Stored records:
►
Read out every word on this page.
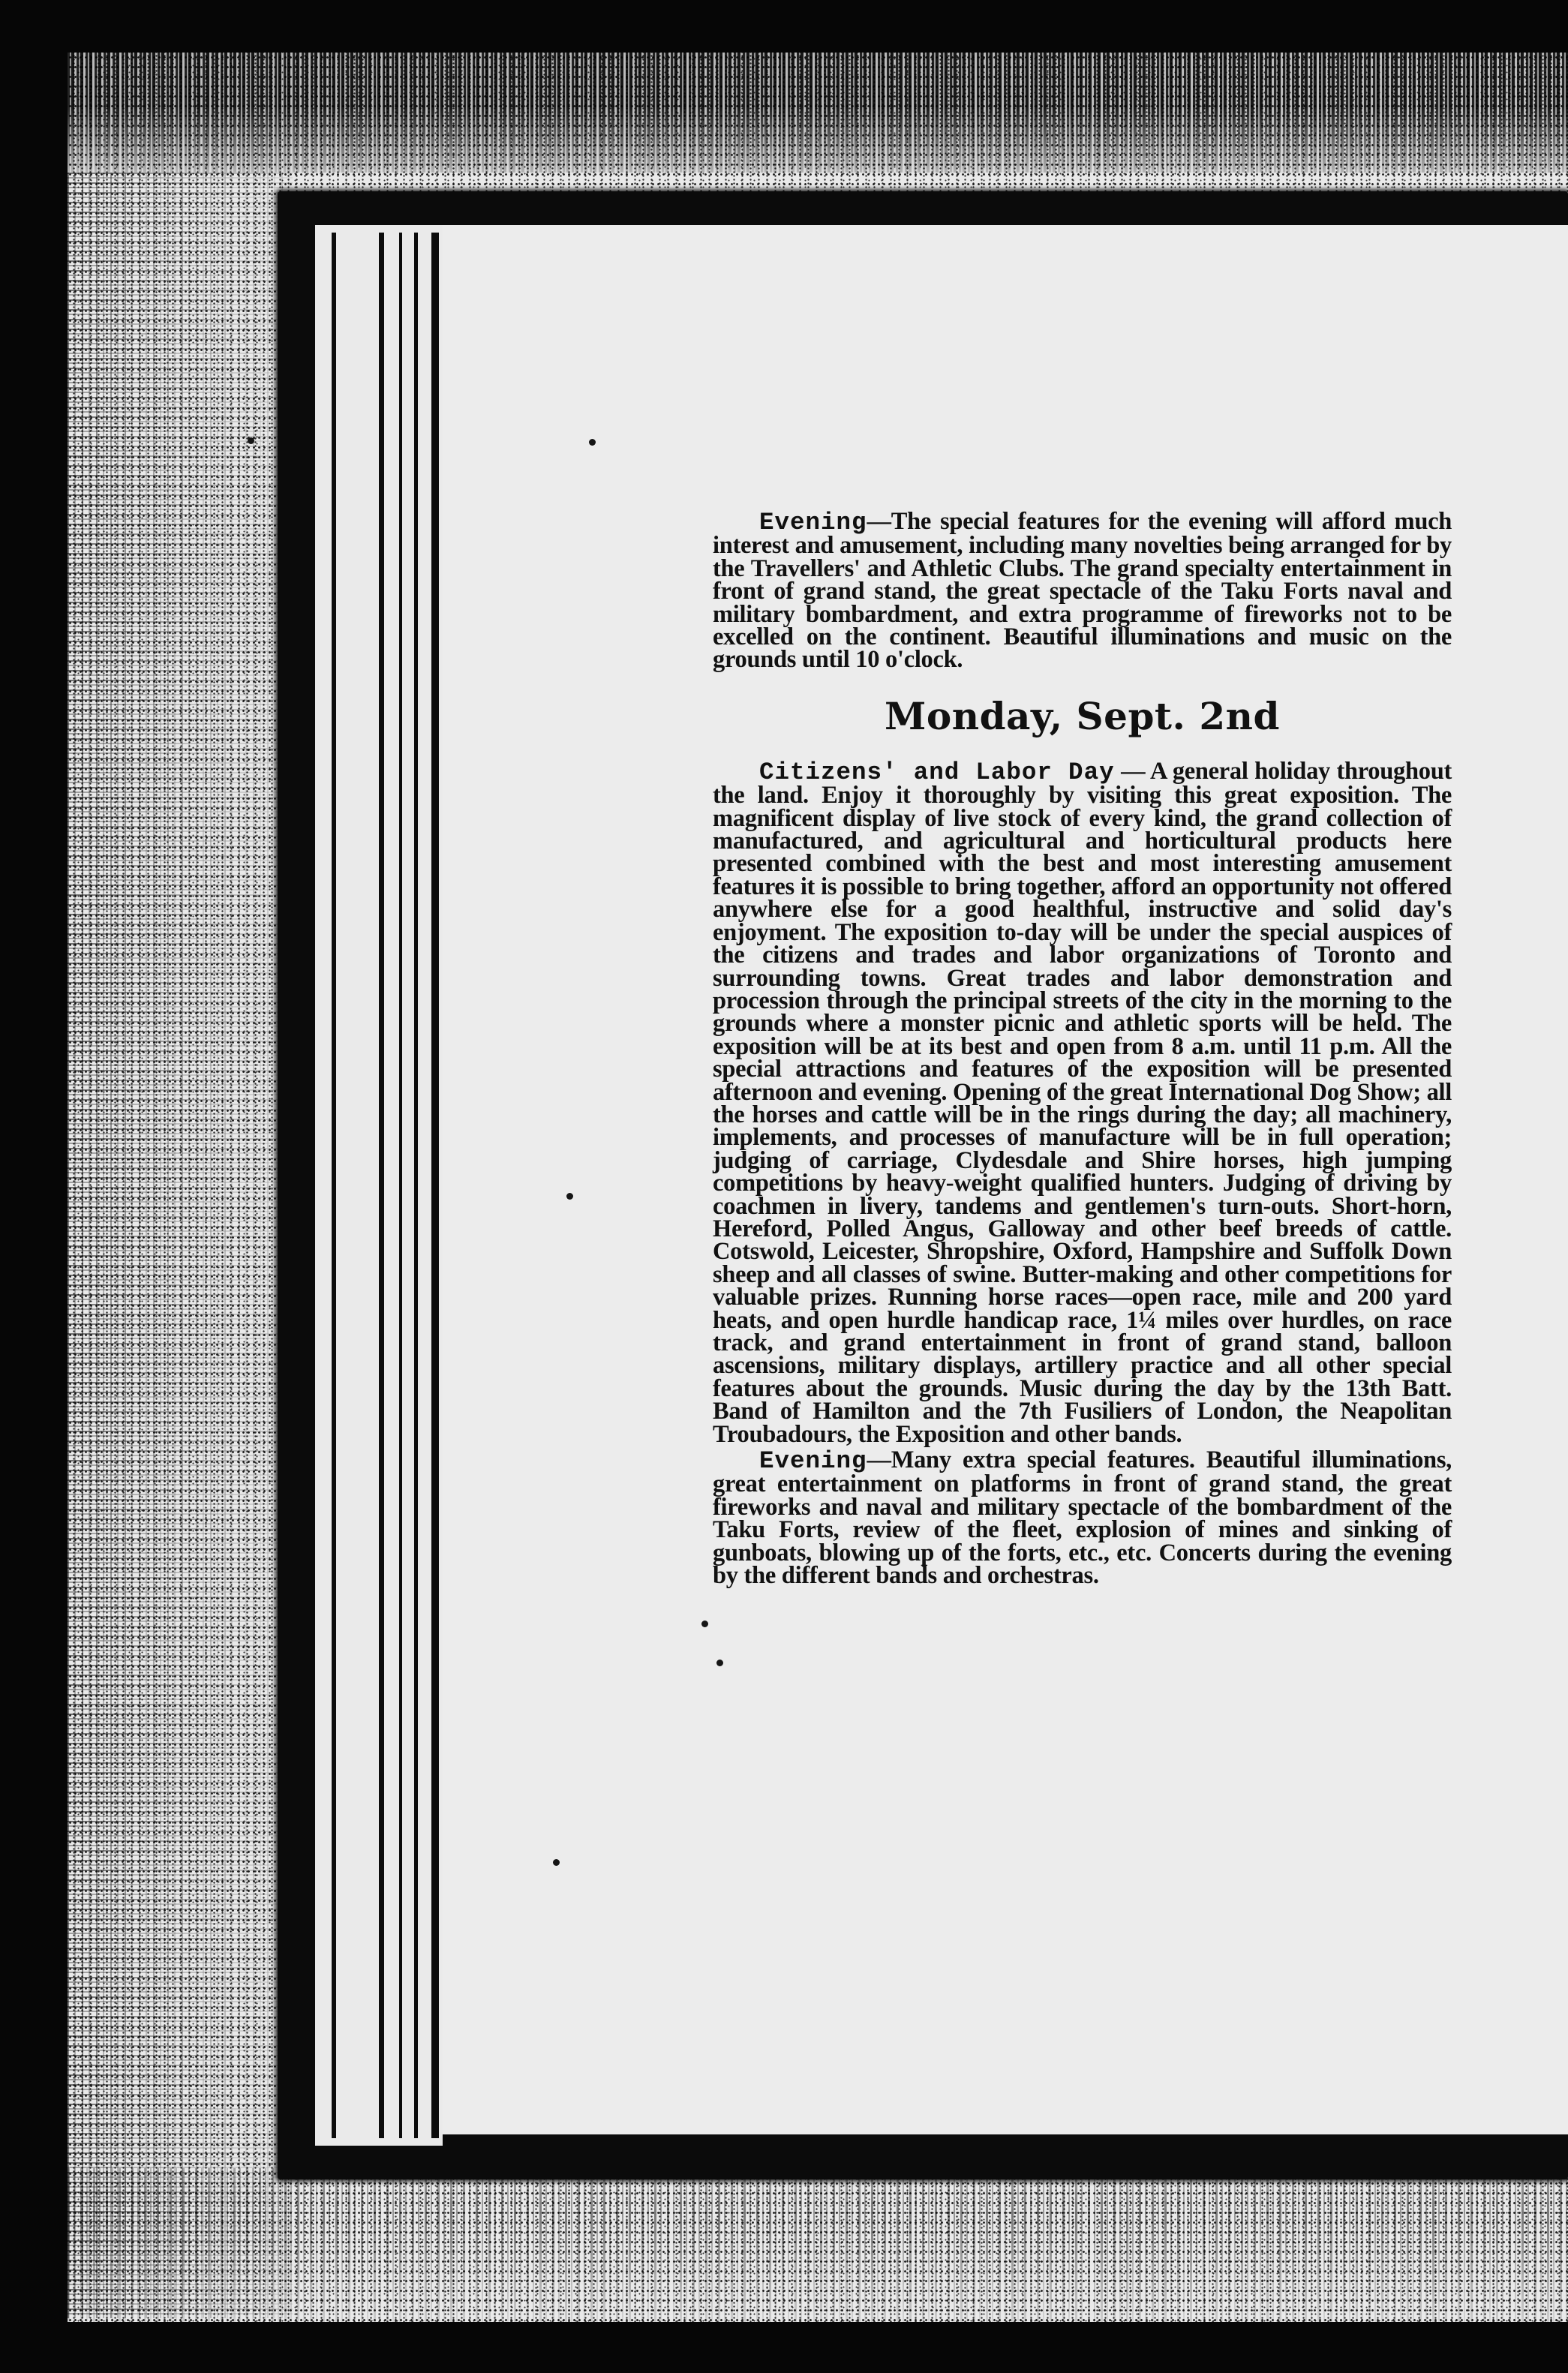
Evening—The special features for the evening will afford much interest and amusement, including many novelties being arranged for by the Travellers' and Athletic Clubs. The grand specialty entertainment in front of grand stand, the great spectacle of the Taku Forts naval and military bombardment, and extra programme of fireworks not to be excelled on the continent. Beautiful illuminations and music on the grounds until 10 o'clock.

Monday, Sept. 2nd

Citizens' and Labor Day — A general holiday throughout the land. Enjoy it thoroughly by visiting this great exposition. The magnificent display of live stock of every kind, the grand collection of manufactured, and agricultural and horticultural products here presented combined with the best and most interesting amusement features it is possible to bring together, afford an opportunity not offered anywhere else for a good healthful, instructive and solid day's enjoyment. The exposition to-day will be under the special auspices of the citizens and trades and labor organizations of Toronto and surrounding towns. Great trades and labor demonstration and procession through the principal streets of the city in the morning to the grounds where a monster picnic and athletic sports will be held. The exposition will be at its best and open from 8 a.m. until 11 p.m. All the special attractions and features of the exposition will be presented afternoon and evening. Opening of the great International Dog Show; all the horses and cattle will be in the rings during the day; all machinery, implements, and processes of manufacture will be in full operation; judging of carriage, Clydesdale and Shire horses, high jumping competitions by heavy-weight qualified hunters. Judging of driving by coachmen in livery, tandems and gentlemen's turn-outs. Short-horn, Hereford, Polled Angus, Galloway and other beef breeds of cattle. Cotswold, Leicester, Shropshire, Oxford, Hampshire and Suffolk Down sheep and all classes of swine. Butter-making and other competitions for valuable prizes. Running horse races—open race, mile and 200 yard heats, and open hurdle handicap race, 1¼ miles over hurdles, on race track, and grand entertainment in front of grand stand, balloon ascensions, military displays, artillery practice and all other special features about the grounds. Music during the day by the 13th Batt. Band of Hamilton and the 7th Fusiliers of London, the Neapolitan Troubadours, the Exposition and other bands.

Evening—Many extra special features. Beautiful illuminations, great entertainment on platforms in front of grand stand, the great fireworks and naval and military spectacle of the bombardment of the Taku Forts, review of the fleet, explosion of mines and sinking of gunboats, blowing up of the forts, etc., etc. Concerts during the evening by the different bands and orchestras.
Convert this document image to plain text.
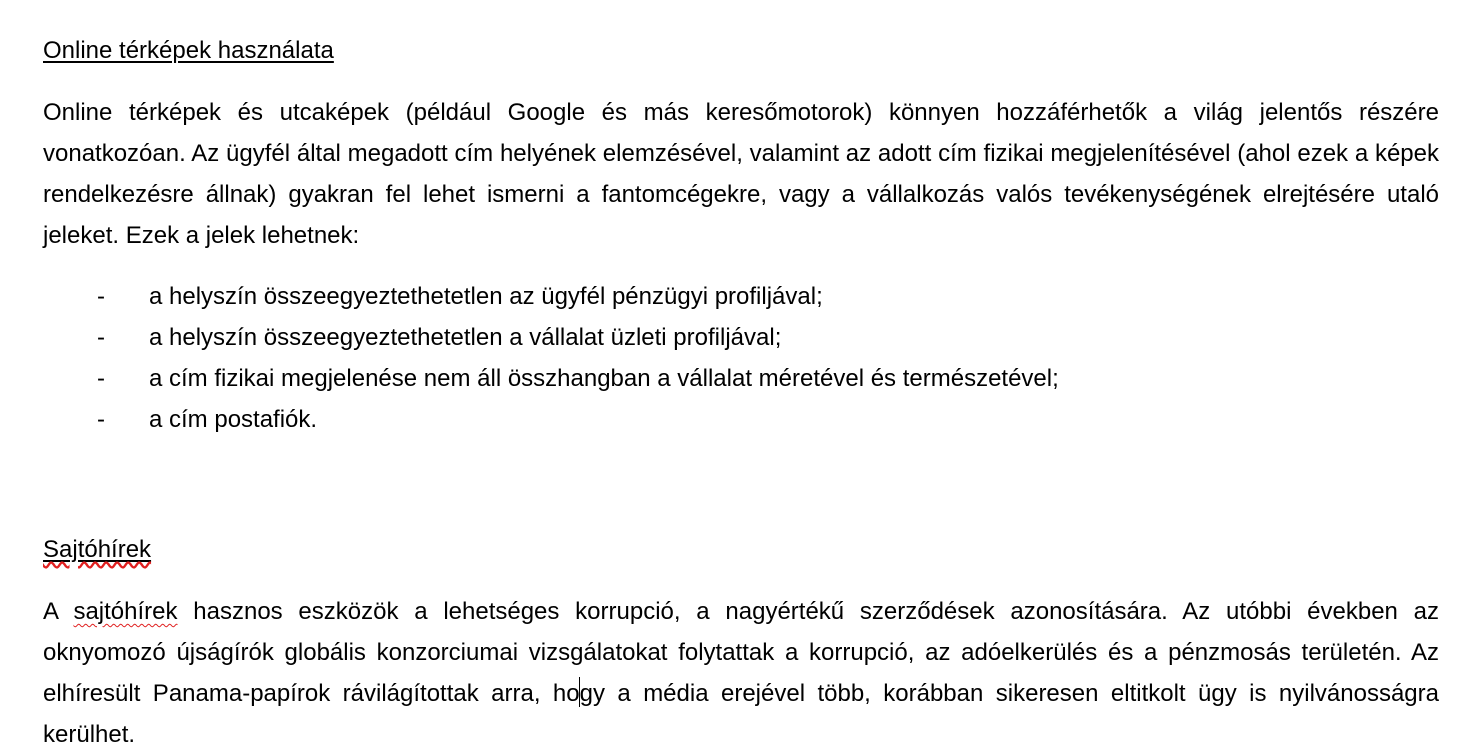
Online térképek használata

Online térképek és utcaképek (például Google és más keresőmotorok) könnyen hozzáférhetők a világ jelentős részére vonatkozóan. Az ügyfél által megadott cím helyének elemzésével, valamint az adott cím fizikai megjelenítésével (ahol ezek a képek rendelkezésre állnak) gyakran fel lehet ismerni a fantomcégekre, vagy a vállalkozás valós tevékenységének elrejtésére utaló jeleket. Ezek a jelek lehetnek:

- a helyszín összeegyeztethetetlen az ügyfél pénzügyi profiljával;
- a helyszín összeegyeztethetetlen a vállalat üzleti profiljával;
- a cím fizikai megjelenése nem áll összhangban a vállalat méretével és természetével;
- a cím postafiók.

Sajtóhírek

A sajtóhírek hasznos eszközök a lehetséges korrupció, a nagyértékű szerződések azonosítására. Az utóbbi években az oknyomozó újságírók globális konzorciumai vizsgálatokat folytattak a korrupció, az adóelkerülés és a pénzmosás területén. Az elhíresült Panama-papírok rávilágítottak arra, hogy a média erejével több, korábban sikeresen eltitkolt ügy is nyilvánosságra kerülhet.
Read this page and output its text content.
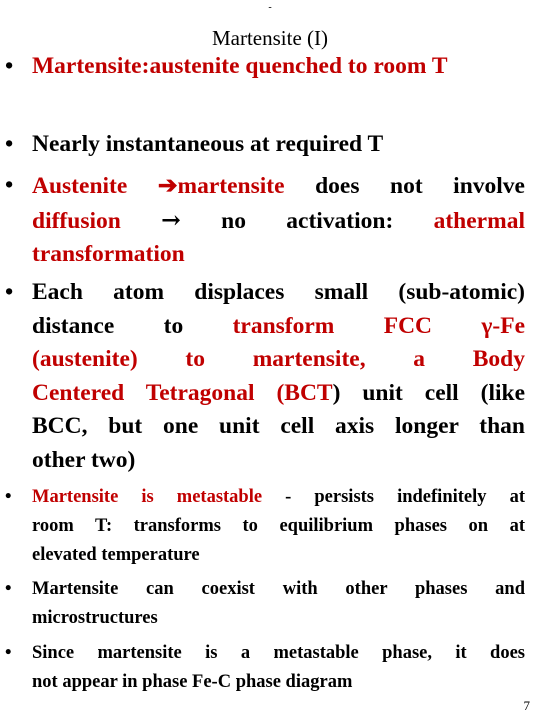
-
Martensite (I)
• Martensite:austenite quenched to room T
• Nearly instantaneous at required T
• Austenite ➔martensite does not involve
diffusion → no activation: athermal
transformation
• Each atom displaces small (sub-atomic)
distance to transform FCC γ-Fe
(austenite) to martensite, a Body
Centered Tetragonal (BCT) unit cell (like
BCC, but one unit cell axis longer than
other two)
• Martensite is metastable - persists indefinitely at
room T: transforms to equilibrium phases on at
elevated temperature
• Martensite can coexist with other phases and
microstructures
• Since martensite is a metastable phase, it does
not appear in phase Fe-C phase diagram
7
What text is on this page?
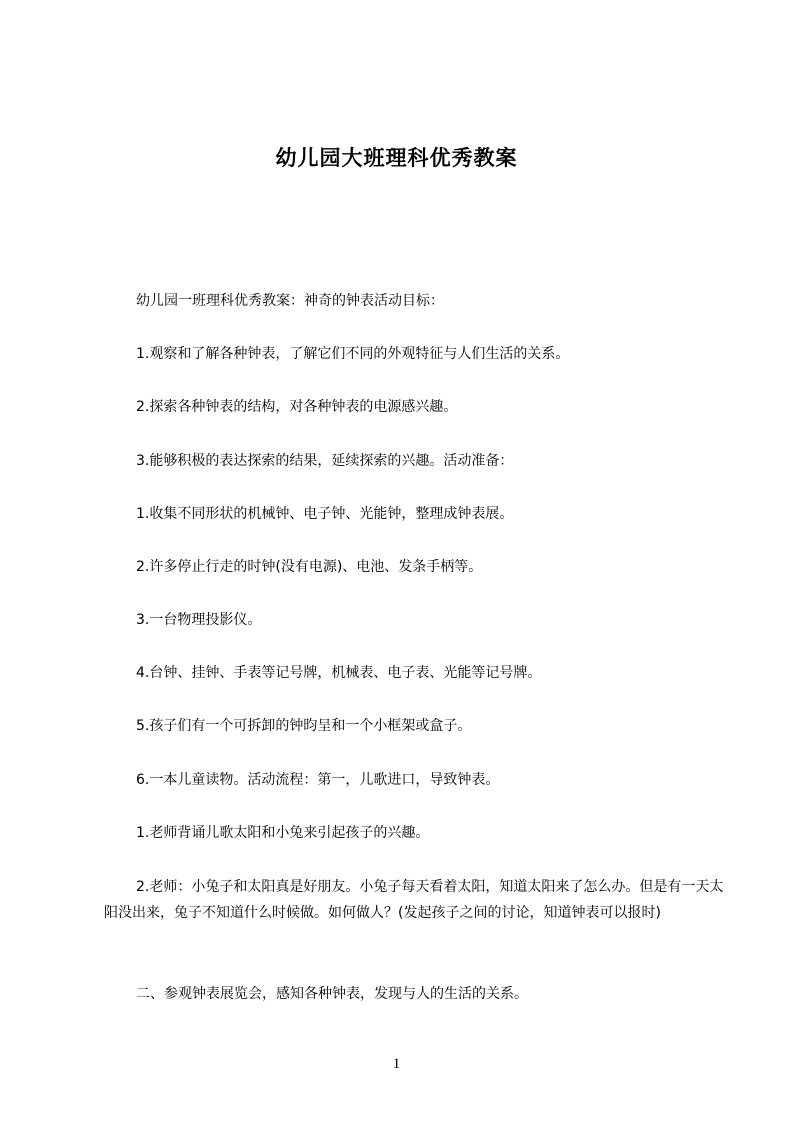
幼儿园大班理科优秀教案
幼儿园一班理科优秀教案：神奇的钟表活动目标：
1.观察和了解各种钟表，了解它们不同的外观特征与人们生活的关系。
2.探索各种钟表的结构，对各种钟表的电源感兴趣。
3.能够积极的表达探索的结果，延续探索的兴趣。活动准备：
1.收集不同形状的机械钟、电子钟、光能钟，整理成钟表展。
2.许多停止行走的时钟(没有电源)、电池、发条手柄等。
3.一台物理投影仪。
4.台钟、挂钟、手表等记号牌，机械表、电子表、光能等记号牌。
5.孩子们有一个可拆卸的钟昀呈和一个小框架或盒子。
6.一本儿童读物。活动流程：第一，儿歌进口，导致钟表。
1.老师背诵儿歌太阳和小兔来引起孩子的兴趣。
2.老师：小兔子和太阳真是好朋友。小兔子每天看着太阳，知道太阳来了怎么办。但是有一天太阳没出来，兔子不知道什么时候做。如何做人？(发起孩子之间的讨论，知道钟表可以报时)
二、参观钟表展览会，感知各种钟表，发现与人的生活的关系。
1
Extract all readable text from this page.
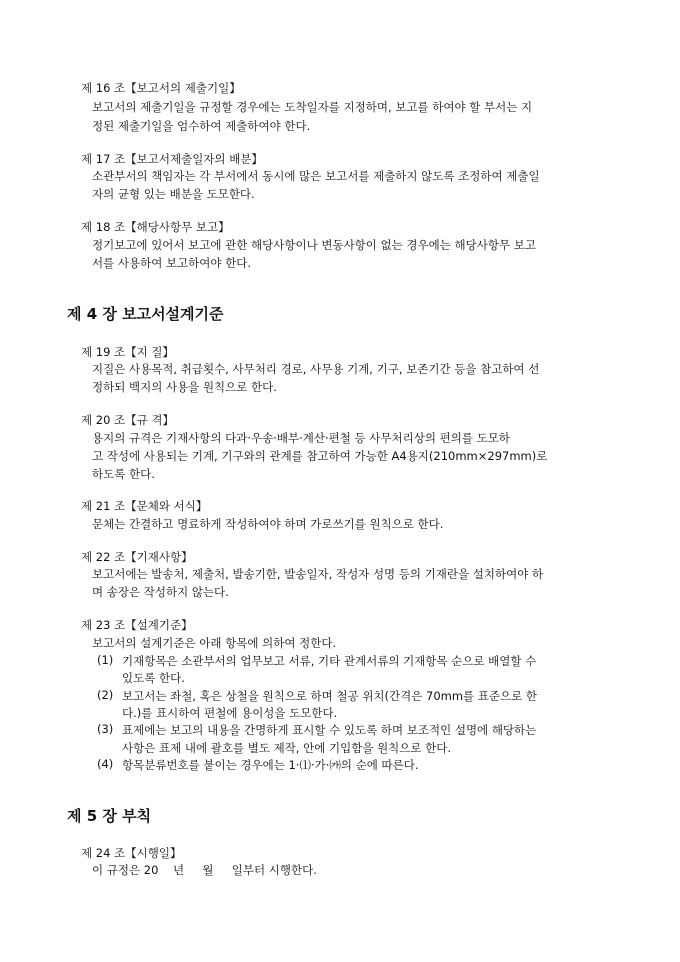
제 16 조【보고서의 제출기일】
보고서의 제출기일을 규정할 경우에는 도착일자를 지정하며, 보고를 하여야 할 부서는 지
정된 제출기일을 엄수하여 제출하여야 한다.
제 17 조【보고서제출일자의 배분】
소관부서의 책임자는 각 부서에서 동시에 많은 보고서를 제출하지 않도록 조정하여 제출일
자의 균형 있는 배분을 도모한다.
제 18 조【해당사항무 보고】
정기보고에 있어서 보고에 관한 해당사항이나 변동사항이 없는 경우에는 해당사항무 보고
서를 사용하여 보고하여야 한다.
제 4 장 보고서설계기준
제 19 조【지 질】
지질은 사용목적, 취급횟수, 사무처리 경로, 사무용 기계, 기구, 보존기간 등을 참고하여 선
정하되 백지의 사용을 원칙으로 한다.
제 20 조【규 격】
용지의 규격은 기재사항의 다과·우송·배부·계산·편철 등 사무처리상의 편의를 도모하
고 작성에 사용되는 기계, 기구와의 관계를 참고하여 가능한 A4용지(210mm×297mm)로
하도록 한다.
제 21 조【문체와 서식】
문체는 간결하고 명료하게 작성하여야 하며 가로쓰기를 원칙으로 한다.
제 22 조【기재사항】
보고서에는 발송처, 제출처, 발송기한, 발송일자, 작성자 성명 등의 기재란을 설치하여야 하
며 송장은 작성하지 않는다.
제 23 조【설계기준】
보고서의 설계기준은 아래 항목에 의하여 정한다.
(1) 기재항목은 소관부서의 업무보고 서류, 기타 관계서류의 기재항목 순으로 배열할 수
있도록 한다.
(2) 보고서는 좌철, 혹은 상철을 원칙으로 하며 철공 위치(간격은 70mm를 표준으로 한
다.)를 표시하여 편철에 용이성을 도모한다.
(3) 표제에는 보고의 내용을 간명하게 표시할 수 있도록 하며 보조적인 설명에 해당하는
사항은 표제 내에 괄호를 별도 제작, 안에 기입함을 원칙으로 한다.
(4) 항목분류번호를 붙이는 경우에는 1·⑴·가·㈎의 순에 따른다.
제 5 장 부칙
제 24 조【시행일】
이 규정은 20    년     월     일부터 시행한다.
◄
*Exercise details*. Pull out every line of the entries that includes the word "도모한다".

*Right answer*.
자의 균형 있는 배분을 도모한다.
다.)를 표시하여 편철에 용이성을 도모한다.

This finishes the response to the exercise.